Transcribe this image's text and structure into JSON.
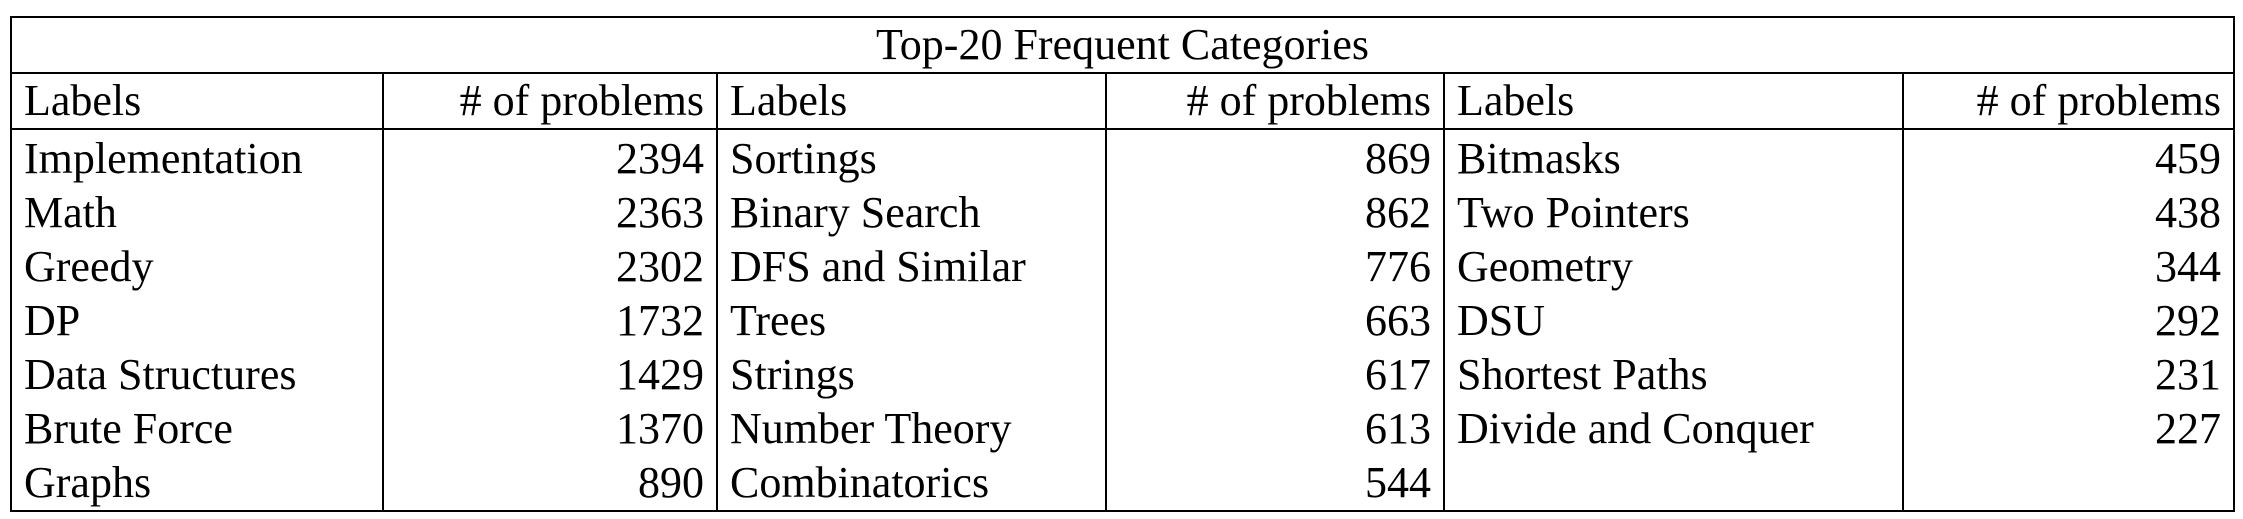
{
  "table": {
    "title": "Top-20 Frequent Categories",
    "header": {
      "label": "Labels",
      "count": "# of problems"
    },
    "columns": [
      [
        {
          "label": "Implementation",
          "count": "2394"
        },
        {
          "label": "Math",
          "count": "2363"
        },
        {
          "label": "Greedy",
          "count": "2302"
        },
        {
          "label": "DP",
          "count": "1732"
        },
        {
          "label": "Data Structures",
          "count": "1429"
        },
        {
          "label": "Brute Force",
          "count": "1370"
        },
        {
          "label": "Graphs",
          "count": "890"
        }
      ],
      [
        {
          "label": "Sortings",
          "count": "869"
        },
        {
          "label": "Binary Search",
          "count": "862"
        },
        {
          "label": "DFS and Similar",
          "count": "776"
        },
        {
          "label": "Trees",
          "count": "663"
        },
        {
          "label": "Strings",
          "count": "617"
        },
        {
          "label": "Number Theory",
          "count": "613"
        },
        {
          "label": "Combinatorics",
          "count": "544"
        }
      ],
      [
        {
          "label": "Bitmasks",
          "count": "459"
        },
        {
          "label": "Two Pointers",
          "count": "438"
        },
        {
          "label": "Geometry",
          "count": "344"
        },
        {
          "label": "DSU",
          "count": "292"
        },
        {
          "label": "Shortest Paths",
          "count": "231"
        },
        {
          "label": "Divide and Conquer",
          "count": "227"
        },
        {
          "label": "",
          "count": ""
        }
      ]
    ]
  }
}
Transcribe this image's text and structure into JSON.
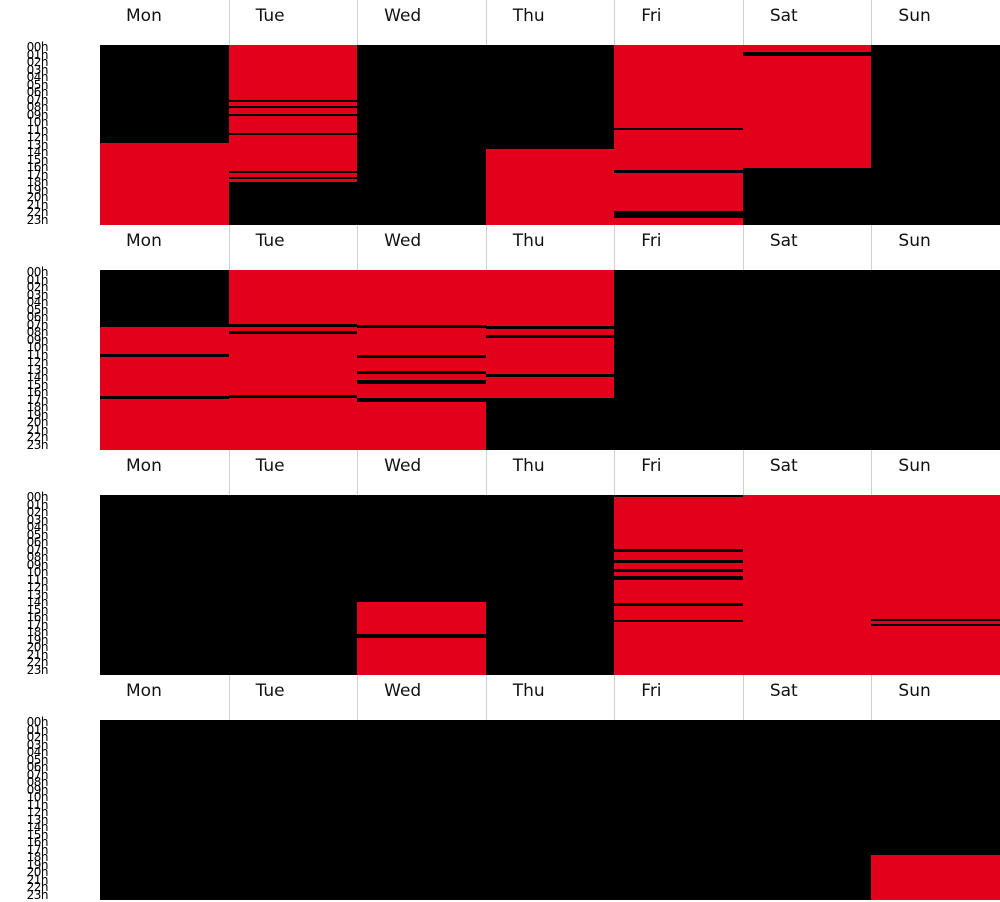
{
  "days": [
    "Mon",
    "Tue",
    "Wed",
    "Thu",
    "Fri",
    "Sat",
    "Sun"
  ],
  "hours": [
    "00h",
    "01h",
    "02h",
    "03h",
    "04h",
    "05h",
    "06h",
    "07h",
    "08h",
    "09h",
    "10h",
    "11h",
    "12h",
    "13h",
    "14h",
    "15h",
    "16h",
    "17h",
    "18h",
    "19h",
    "20h",
    "21h",
    "22h",
    "23h"
  ],
  "colors": {
    "active": "#e2001a",
    "inactive": "#000000"
  },
  "weeks": [
    {
      "columns": [
        [
          [
            13.0,
            24.0
          ]
        ],
        [
          [
            0.0,
            7.3
          ],
          [
            7.6,
            8.1
          ],
          [
            8.4,
            9.2
          ],
          [
            9.5,
            11.7
          ],
          [
            12.0,
            16.8
          ],
          [
            17.1,
            17.6
          ],
          [
            17.8,
            18.3
          ]
        ],
        [],
        [
          [
            13.8,
            24.0
          ]
        ],
        [
          [
            0.0,
            11.0
          ],
          [
            11.3,
            16.7
          ],
          [
            17.1,
            22.1
          ],
          [
            23.0,
            24.0
          ]
        ],
        [
          [
            0.0,
            0.9
          ],
          [
            1.4,
            16.4
          ]
        ],
        []
      ]
    },
    {
      "columns": [
        [
          [
            7.6,
            11.2
          ],
          [
            11.6,
            16.8
          ],
          [
            17.2,
            24.0
          ]
        ],
        [
          [
            0.0,
            7.2
          ],
          [
            7.6,
            8.1
          ],
          [
            8.5,
            16.7
          ],
          [
            17.1,
            24.0
          ]
        ],
        [
          [
            0.0,
            7.3
          ],
          [
            7.7,
            11.3
          ],
          [
            11.7,
            13.4
          ],
          [
            13.8,
            14.6
          ],
          [
            15.2,
            17.1
          ],
          [
            17.6,
            24.0
          ]
        ],
        [
          [
            0.0,
            7.4
          ],
          [
            7.8,
            8.7
          ],
          [
            9.1,
            13.9
          ],
          [
            14.3,
            17.0
          ]
        ],
        [],
        [],
        []
      ]
    },
    {
      "columns": [
        [],
        [],
        [
          [
            14.2,
            18.5
          ],
          [
            19.0,
            24.0
          ]
        ],
        [],
        [
          [
            0.3,
            7.2
          ],
          [
            7.6,
            8.7
          ],
          [
            9.1,
            9.8
          ],
          [
            10.2,
            10.8
          ],
          [
            11.3,
            14.4
          ],
          [
            14.8,
            16.6
          ],
          [
            16.9,
            24.0
          ]
        ],
        [
          [
            0.0,
            24.0
          ]
        ],
        [
          [
            0.0,
            16.5
          ],
          [
            16.8,
            17.2
          ],
          [
            17.5,
            24.0
          ]
        ]
      ]
    },
    {
      "columns": [
        [],
        [],
        [],
        [],
        [],
        [],
        [
          [
            18.0,
            24.0
          ]
        ]
      ]
    }
  ]
}
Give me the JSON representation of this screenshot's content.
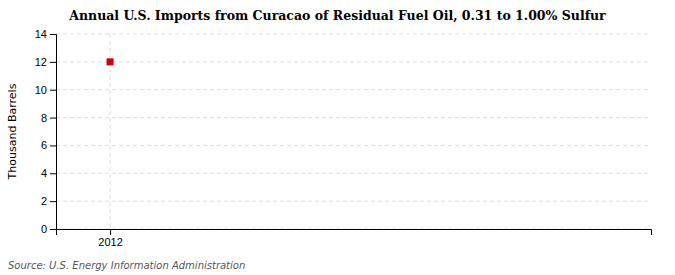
{
  "chart_data": {
    "type": "scatter",
    "title": "Annual U.S. Imports from Curacao of Residual Fuel Oil, 0.31 to 1.00% Sulfur",
    "y_label": "Thousand Barrels",
    "source": "Source: U.S. Energy Information Administration",
    "x": [
      2012
    ],
    "values": [
      12
    ],
    "color": "#cc0000",
    "marker": "square",
    "xlim": [
      2011.5,
      2017.0
    ],
    "ylim": [
      0,
      14
    ],
    "xticks": [
      2012
    ],
    "yticks": [
      0,
      2,
      4,
      6,
      8,
      10,
      12,
      14
    ],
    "grid": true
  }
}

◆ Stated goal:
Quote each record exactly as it stands, minus the pictures.

◆ Expected output:
Transcribe this image's text and structure into JSON.
{
  "table": {
    "title": "Top-20 Frequent Categories",
    "header": {
      "label": "Labels",
      "count": "# of problems"
    },
    "columns": [
      [
        {
          "label": "Implementation",
          "count": "2394"
        },
        {
          "label": "Math",
          "count": "2363"
        },
        {
          "label": "Greedy",
          "count": "2302"
        },
        {
          "label": "DP",
          "count": "1732"
        },
        {
          "label": "Data Structures",
          "count": "1429"
        },
        {
          "label": "Brute Force",
          "count": "1370"
        },
        {
          "label": "Graphs",
          "count": "890"
        }
      ],
      [
        {
          "label": "Sortings",
          "count": "869"
        },
        {
          "label": "Binary Search",
          "count": "862"
        },
        {
          "label": "DFS and Similar",
          "count": "776"
        },
        {
          "label": "Trees",
          "count": "663"
        },
        {
          "label": "Strings",
          "count": "617"
        },
        {
          "label": "Number Theory",
          "count": "613"
        },
        {
          "label": "Combinatorics",
          "count": "544"
        }
      ],
      [
        {
          "label": "Bitmasks",
          "count": "459"
        },
        {
          "label": "Two Pointers",
          "count": "438"
        },
        {
          "label": "Geometry",
          "count": "344"
        },
        {
          "label": "DSU",
          "count": "292"
        },
        {
          "label": "Shortest Paths",
          "count": "231"
        },
        {
          "label": "Divide and Conquer",
          "count": "227"
        },
        {
          "label": "",
          "count": ""
        }
      ]
    ]
  }
}
Transcribe this image's text and structure into JSON.
{
  "days": [
    "Mon",
    "Tue",
    "Wed",
    "Thu",
    "Fri",
    "Sat",
    "Sun"
  ],
  "hours": [
    "00h",
    "01h",
    "02h",
    "03h",
    "04h",
    "05h",
    "06h",
    "07h",
    "08h",
    "09h",
    "10h",
    "11h",
    "12h",
    "13h",
    "14h",
    "15h",
    "16h",
    "17h",
    "18h",
    "19h",
    "20h",
    "21h",
    "22h",
    "23h"
  ],
  "colors": {
    "active": "#e2001a",
    "inactive": "#000000"
  },
  "weeks": [
    {
      "columns": [
        [
          [
            13.0,
            24.0
          ]
        ],
        [
          [
            0.0,
            7.3
          ],
          [
            7.6,
            8.1
          ],
          [
            8.4,
            9.2
          ],
          [
            9.5,
            11.7
          ],
          [
            12.0,
            16.8
          ],
          [
            17.1,
            17.6
          ],
          [
            17.8,
            18.3
          ]
        ],
        [],
        [
          [
            13.8,
            24.0
          ]
        ],
        [
          [
            0.0,
            11.0
          ],
          [
            11.3,
            16.7
          ],
          [
            17.1,
            22.1
          ],
          [
            23.0,
            24.0
          ]
        ],
        [
          [
            0.0,
            0.9
          ],
          [
            1.4,
            16.4
          ]
        ],
        []
      ]
    },
    {
      "columns": [
        [
          [
            7.6,
            11.2
          ],
          [
            11.6,
            16.8
          ],
          [
            17.2,
            24.0
          ]
        ],
        [
          [
            0.0,
            7.2
          ],
          [
            7.6,
            8.1
          ],
          [
            8.5,
            16.7
          ],
          [
            17.1,
            24.0
          ]
        ],
        [
          [
            0.0,
            7.3
          ],
          [
            7.7,
            11.3
          ],
          [
            11.7,
            13.4
          ],
          [
            13.8,
            14.6
          ],
          [
            15.2,
            17.1
          ],
          [
            17.6,
            24.0
          ]
        ],
        [
          [
            0.0,
            7.4
          ],
          [
            7.8,
            8.7
          ],
          [
            9.1,
            13.9
          ],
          [
            14.3,
            17.0
          ]
        ],
        [],
        [],
        []
      ]
    },
    {
      "columns": [
        [],
        [],
        [
          [
            14.2,
            18.5
          ],
          [
            19.0,
            24.0
          ]
        ],
        [],
        [
          [
            0.3,
            7.2
          ],
          [
            7.6,
            8.7
          ],
          [
            9.1,
            9.8
          ],
          [
            10.2,
            10.8
          ],
          [
            11.3,
            14.4
          ],
          [
            14.8,
            16.6
          ],
          [
            16.9,
            24.0
          ]
        ],
        [
          [
            0.0,
            24.0
          ]
        ],
        [
          [
            0.0,
            16.5
          ],
          [
            16.8,
            17.2
          ],
          [
            17.5,
            24.0
          ]
        ]
      ]
    },
    {
      "columns": [
        [],
        [],
        [],
        [],
        [],
        [],
        [
          [
            18.0,
            24.0
          ]
        ]
      ]
    }
  ]
}
Give me the JSON representation of this screenshot's content.
{
  "chart_data": {
    "type": "scatter",
    "title": "Annual U.S. Imports from Curacao of Residual Fuel Oil, 0.31 to 1.00% Sulfur",
    "y_label": "Thousand Barrels",
    "source": "Source: U.S. Energy Information Administration",
    "x": [
      2012
    ],
    "values": [
      12
    ],
    "color": "#cc0000",
    "marker": "square",
    "xlim": [
      2011.5,
      2017.0
    ],
    "ylim": [
      0,
      14
    ],
    "xticks": [
      2012
    ],
    "yticks": [
      0,
      2,
      4,
      6,
      8,
      10,
      12,
      14
    ],
    "grid": true
  }
}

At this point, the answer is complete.